## PROBLEM REQUIREMENTS
Exactly repeat all the records below, omitting the images they hold.

## Recorded data

● ● ● ● ● ● ●

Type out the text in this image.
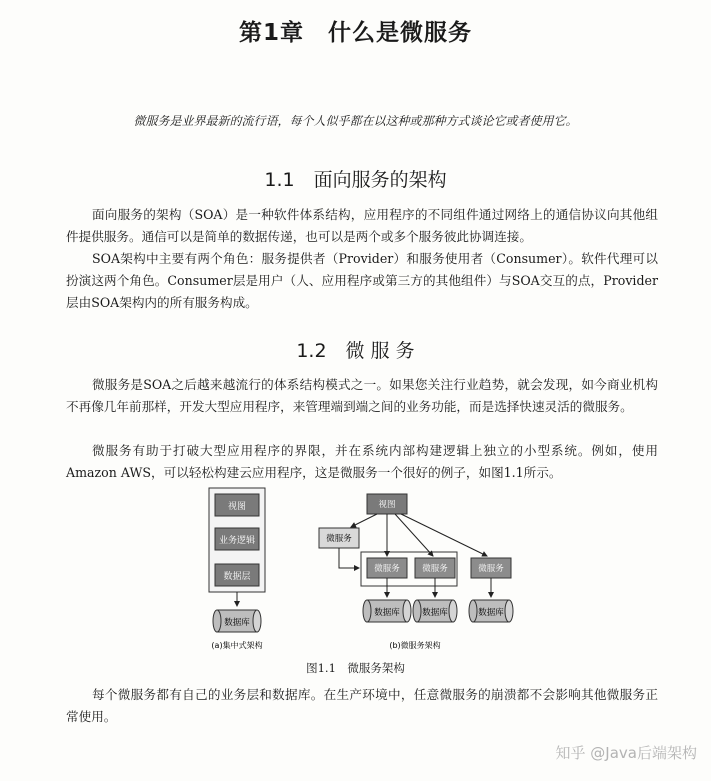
第1章　什么是微服务
微服务是业界最新的流行语，每个人似乎都在以这种或那种方式谈论它或者使用它。
1.1　面向服务的架构

面向服务的架构（SOA）是一种软件体系结构，应用程序的不同组件通过网络上的通信协议向其他组件提供服务。通信可以是简单的数据传递，也可以是两个或多个服务彼此协调连接。

SOA架构中主要有两个角色：服务提供者（Provider）和服务使用者（Consumer）。软件代理可以扮演这两个角色。Consumer层是用户（人、应用程序或第三方的其他组件）与SOA交互的点，Provider层由SOA架构内的所有服务构成。

1.2　微 服 务

微服务是SOA之后越来越流行的体系结构模式之一。如果您关注行业趋势，就会发现，如今商业机构不再像几年前那样，开发大型应用程序，来管理端到端之间的业务功能，而是选择快速灵活的微服务。

微服务有助于打破大型应用程序的界限，并在系统内部构建逻辑上独立的小型系统。例如，使用Amazon AWS，可以轻松构建云应用程序，这是微服务一个很好的例子，如图1.1所示。

视图
业务逻辑
数据层
数据库
(a)集中式架构
视图
微服务
微服务	微服务	微服务
数据库	数据库	数据库
(b)微服务架构
图1.1　微服务架构

每个微服务都有自己的业务层和数据库。在生产环境中，任意微服务的崩溃都不会影响其他微服务正常使用。

知乎 @Java后端架构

● ● ● ● ● ● ●

## OUTPUT OF THE EXERCISE
Type out the text in this image.
第1章　什么是微服务
微服务是业界最新的流行语，每个人似乎都在以这种或那种方式谈论它或者使用它。
1.1　面向服务的架构

面向服务的架构（SOA）是一种软件体系结构，应用程序的不同组件通过网络上的通信协议向其他组件提供服务。通信可以是简单的数据传递，也可以是两个或多个服务彼此协调连接。

SOA架构中主要有两个角色：服务提供者（Provider）和服务使用者（Consumer）。软件代理可以扮演这两个角色。Consumer层是用户（人、应用程序或第三方的其他组件）与SOA交互的点，Provider层由SOA架构内的所有服务构成。

1.2　微 服 务

微服务是SOA之后越来越流行的体系结构模式之一。如果您关注行业趋势，就会发现，如今商业机构不再像几年前那样，开发大型应用程序，来管理端到端之间的业务功能，而是选择快速灵活的微服务。

微服务有助于打破大型应用程序的界限，并在系统内部构建逻辑上独立的小型系统。例如，使用Amazon AWS，可以轻松构建云应用程序，这是微服务一个很好的例子，如图1.1所示。

视图
业务逻辑
数据层
数据库
(a)集中式架构
视图
微服务
微服务	微服务	微服务
数据库	数据库	数据库
(b)微服务架构
图1.1　微服务架构

每个微服务都有自己的业务层和数据库。在生产环境中，任意微服务的崩溃都不会影响其他微服务正常使用。

知乎 @Java后端架构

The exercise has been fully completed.